— start of Dataset content —

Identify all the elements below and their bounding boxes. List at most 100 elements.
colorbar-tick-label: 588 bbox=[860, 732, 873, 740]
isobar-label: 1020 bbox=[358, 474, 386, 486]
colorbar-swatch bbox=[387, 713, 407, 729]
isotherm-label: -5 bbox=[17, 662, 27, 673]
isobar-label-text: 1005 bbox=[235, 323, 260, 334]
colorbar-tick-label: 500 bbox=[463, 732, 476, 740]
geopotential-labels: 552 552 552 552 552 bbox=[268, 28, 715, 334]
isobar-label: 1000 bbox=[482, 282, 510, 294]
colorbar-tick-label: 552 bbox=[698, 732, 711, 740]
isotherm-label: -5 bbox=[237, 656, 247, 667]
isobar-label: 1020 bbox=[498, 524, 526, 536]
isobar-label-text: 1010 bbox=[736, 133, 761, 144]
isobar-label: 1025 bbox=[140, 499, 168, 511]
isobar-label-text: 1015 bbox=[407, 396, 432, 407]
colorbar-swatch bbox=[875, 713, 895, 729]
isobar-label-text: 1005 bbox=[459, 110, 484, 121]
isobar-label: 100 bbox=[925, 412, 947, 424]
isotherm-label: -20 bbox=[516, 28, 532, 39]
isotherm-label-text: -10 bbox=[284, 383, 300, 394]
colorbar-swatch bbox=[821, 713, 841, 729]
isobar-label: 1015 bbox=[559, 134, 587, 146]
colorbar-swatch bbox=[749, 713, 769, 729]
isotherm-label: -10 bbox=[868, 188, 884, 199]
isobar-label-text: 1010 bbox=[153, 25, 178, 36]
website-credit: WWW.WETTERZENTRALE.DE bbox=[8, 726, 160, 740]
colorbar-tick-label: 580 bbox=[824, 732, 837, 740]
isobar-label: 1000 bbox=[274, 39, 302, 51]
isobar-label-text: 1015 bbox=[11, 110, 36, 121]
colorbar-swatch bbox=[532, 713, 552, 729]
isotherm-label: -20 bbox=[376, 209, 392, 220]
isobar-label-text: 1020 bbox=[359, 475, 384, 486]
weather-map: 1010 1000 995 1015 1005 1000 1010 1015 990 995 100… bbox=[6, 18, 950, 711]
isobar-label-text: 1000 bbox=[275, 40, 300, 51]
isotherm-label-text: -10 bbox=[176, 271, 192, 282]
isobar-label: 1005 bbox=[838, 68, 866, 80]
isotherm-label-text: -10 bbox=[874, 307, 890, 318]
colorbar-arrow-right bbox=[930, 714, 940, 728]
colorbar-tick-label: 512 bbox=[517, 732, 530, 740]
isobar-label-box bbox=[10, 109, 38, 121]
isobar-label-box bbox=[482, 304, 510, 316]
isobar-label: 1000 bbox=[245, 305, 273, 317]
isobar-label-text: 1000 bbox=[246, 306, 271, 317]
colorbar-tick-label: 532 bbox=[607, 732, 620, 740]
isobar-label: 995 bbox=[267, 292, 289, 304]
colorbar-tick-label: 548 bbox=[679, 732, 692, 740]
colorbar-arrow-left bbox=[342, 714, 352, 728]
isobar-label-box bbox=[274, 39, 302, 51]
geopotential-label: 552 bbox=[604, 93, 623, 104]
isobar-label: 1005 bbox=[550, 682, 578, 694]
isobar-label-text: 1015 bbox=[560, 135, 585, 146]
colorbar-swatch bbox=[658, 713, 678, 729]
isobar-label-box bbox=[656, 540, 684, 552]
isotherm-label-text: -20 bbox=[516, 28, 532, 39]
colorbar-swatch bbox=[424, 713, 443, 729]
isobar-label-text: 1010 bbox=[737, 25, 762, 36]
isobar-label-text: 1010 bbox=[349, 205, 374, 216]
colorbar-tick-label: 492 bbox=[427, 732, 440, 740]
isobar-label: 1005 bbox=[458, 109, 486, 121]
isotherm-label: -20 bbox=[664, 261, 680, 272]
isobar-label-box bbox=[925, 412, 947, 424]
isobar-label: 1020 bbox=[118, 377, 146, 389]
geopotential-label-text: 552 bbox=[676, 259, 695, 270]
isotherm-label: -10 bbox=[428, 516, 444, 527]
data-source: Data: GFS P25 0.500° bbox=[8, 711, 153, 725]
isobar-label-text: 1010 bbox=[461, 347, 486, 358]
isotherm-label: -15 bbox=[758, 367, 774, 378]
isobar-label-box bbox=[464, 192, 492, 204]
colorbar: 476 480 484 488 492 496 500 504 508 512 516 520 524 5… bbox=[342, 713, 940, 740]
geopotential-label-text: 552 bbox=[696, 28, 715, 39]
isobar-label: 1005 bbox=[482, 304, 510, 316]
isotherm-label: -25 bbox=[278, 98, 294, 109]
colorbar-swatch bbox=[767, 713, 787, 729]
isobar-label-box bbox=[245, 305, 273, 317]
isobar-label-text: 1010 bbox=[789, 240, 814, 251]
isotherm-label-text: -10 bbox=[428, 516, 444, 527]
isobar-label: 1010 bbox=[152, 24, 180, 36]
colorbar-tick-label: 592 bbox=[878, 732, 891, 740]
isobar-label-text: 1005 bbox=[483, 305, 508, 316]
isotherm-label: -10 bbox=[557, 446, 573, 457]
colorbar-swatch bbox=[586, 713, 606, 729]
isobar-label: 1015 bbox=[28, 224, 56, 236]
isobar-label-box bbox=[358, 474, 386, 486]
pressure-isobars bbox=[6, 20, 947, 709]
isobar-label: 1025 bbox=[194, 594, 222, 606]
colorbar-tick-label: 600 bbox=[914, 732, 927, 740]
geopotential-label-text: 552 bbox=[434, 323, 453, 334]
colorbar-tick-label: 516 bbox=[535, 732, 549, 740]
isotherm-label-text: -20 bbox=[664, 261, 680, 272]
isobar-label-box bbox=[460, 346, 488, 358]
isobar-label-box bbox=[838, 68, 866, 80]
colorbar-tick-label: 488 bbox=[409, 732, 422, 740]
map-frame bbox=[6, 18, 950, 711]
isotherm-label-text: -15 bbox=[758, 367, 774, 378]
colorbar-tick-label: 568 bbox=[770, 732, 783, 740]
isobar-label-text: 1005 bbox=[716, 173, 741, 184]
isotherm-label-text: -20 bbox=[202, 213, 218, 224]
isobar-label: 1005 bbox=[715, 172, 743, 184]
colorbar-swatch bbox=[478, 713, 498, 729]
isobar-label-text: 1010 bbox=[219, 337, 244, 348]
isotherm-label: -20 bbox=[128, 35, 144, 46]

— end of Dataset content —

## Prompt
Turn all the lines above into a numbered list, skipping any blank lines.

## The reply
1. Identify all the elements below and their bounding boxes. List at most 100 elements.
2. colorbar-tick-label: 588 bbox=[860, 732, 873, 740]
3. isobar-label: 1020 bbox=[358, 474, 386, 486]
4. colorbar-swatch bbox=[387, 713, 407, 729]
5. isotherm-label: -5 bbox=[17, 662, 27, 673]
6. isobar-label-text: 1005 bbox=[235, 323, 260, 334]
7. colorbar-tick-label: 500 bbox=[463, 732, 476, 740]
8. geopotential-labels: 552 552 552 552 552 bbox=[268, 28, 715, 334]
9. isobar-label: 1000 bbox=[482, 282, 510, 294]
10. colorbar-tick-label: 552 bbox=[698, 732, 711, 740]
11. isotherm-label: -5 bbox=[237, 656, 247, 667]
12. isobar-label: 1020 bbox=[498, 524, 526, 536]
13. isobar-label-text: 1010 bbox=[736, 133, 761, 144]
14. isobar-label: 1025 bbox=[140, 499, 168, 511]
15. isobar-label-text: 1015 bbox=[407, 396, 432, 407]
16. colorbar-swatch bbox=[875, 713, 895, 729]
17. isobar-label-text: 1005 bbox=[459, 110, 484, 121]
18. isobar-label: 100 bbox=[925, 412, 947, 424]
19. isotherm-label: -20 bbox=[516, 28, 532, 39]
20. isotherm-label-text: -10 bbox=[284, 383, 300, 394]
21. colorbar-swatch bbox=[821, 713, 841, 729]
22. isobar-label: 1015 bbox=[559, 134, 587, 146]
23. colorbar-swatch bbox=[749, 713, 769, 729]
24. isotherm-label: -10 bbox=[868, 188, 884, 199]
25. isobar-label-text: 1010 bbox=[153, 25, 178, 36]
26. website-credit: WWW.WETTERZENTRALE.DE bbox=[8, 726, 160, 740]
27. colorbar-tick-label: 580 bbox=[824, 732, 837, 740]
28. isobar-label: 1000 bbox=[274, 39, 302, 51]
29. isobar-label-text: 1015 bbox=[11, 110, 36, 121]
30. colorbar-swatch bbox=[532, 713, 552, 729]
31. isotherm-label: -20 bbox=[376, 209, 392, 220]
32. isobar-label-text: 1020 bbox=[359, 475, 384, 486]
33. weather-map: 1010 1000 995 1015 1005 1000 1010 1015 990 995 100… bbox=[6, 18, 950, 711]
34. isobar-label-text: 1000 bbox=[275, 40, 300, 51]
35. isotherm-label-text: -10 bbox=[176, 271, 192, 282]
36. isobar-label: 1005 bbox=[838, 68, 866, 80]
37. isotherm-label-text: -10 bbox=[874, 307, 890, 318]
38. colorbar-arrow-right bbox=[930, 714, 940, 728]
39. colorbar-tick-label: 512 bbox=[517, 732, 530, 740]
40. isobar-label-box bbox=[10, 109, 38, 121]
41. isobar-label-box bbox=[482, 304, 510, 316]
42. isobar-label: 1000 bbox=[245, 305, 273, 317]
43. isobar-label-text: 1000 bbox=[246, 306, 271, 317]
44. colorbar-tick-label: 532 bbox=[607, 732, 620, 740]
45. isobar-label: 995 bbox=[267, 292, 289, 304]
46. colorbar-tick-label: 548 bbox=[679, 732, 692, 740]
47. colorbar-arrow-left bbox=[342, 714, 352, 728]
48. isobar-label-box bbox=[274, 39, 302, 51]
49. geopotential-label: 552 bbox=[604, 93, 623, 104]
50. isobar-label: 1005 bbox=[550, 682, 578, 694]
51. isobar-label-text: 1015 bbox=[560, 135, 585, 146]
52. colorbar-swatch bbox=[658, 713, 678, 729]
53. isobar-label-box bbox=[656, 540, 684, 552]
54. isotherm-label-text: -20 bbox=[516, 28, 532, 39]
55. colorbar-swatch bbox=[424, 713, 443, 729]
56. isobar-label-text: 1010 bbox=[737, 25, 762, 36]
57. isobar-label-text: 1010 bbox=[349, 205, 374, 216]
58. colorbar-tick-label: 492 bbox=[427, 732, 440, 740]
59. isobar-label: 1005 bbox=[458, 109, 486, 121]
60. isotherm-label: -20 bbox=[664, 261, 680, 272]
61. isobar-label-box bbox=[925, 412, 947, 424]
62. isobar-label: 1020 bbox=[118, 377, 146, 389]
63. geopotential-label-text: 552 bbox=[676, 259, 695, 270]
64. isotherm-label: -10 bbox=[428, 516, 444, 527]
65. data-source: Data: GFS P25 0.500° bbox=[8, 711, 153, 725]
66. isobar-label-text: 1010 bbox=[461, 347, 486, 358]
67. isotherm-label: -15 bbox=[758, 367, 774, 378]
68. isobar-label-box bbox=[464, 192, 492, 204]
69. colorbar: 476 480 484 488 492 496 500 504 508 512 516 520 524 5… bbox=[342, 713, 940, 740]
70. geopotential-label-text: 552 bbox=[696, 28, 715, 39]
71. isobar-label: 1005 bbox=[482, 304, 510, 316]
72. isotherm-label: -25 bbox=[278, 98, 294, 109]
73. colorbar-swatch bbox=[767, 713, 787, 729]
74. isobar-label-box bbox=[245, 305, 273, 317]
75. isobar-label-text: 1010 bbox=[789, 240, 814, 251]
76. isotherm-label-text: -10 bbox=[428, 516, 444, 527]
77. isobar-label: 1010 bbox=[152, 24, 180, 36]
78. colorbar-tick-label: 592 bbox=[878, 732, 891, 740]
79. isobar-label-text: 1005 bbox=[483, 305, 508, 316]
80. isotherm-label: -10 bbox=[557, 446, 573, 457]
81. colorbar-swatch bbox=[586, 713, 606, 729]
82. isobar-label: 1015 bbox=[28, 224, 56, 236]
83. isobar-label-box bbox=[358, 474, 386, 486]
84. pressure-isobars bbox=[6, 20, 947, 709]
85. isobar-label: 1025 bbox=[194, 594, 222, 606]
86. colorbar-tick-label: 600 bbox=[914, 732, 927, 740]
87. geopotential-label-text: 552 bbox=[434, 323, 453, 334]
88. colorbar-tick-label: 516 bbox=[535, 732, 549, 740]
89. isotherm-label-text: -20 bbox=[664, 261, 680, 272]
90. isobar-label-box bbox=[460, 346, 488, 358]
91. isobar-label-box bbox=[838, 68, 866, 80]
92. colorbar-tick-label: 488 bbox=[409, 732, 422, 740]
93. map-frame bbox=[6, 18, 950, 711]
94. isotherm-label-text: -15 bbox=[758, 367, 774, 378]
95. colorbar-tick-label: 568 bbox=[770, 732, 783, 740]
96. isobar-label-text: 1005 bbox=[716, 173, 741, 184]
97. isotherm-label-text: -20 bbox=[202, 213, 218, 224]
98. isobar-label: 1005 bbox=[715, 172, 743, 184]
99. colorbar-swatch bbox=[478, 713, 498, 729]
100. isobar-label-text: 1010 bbox=[219, 337, 244, 348]
101. isotherm-label: -20 bbox=[128, 35, 144, 46]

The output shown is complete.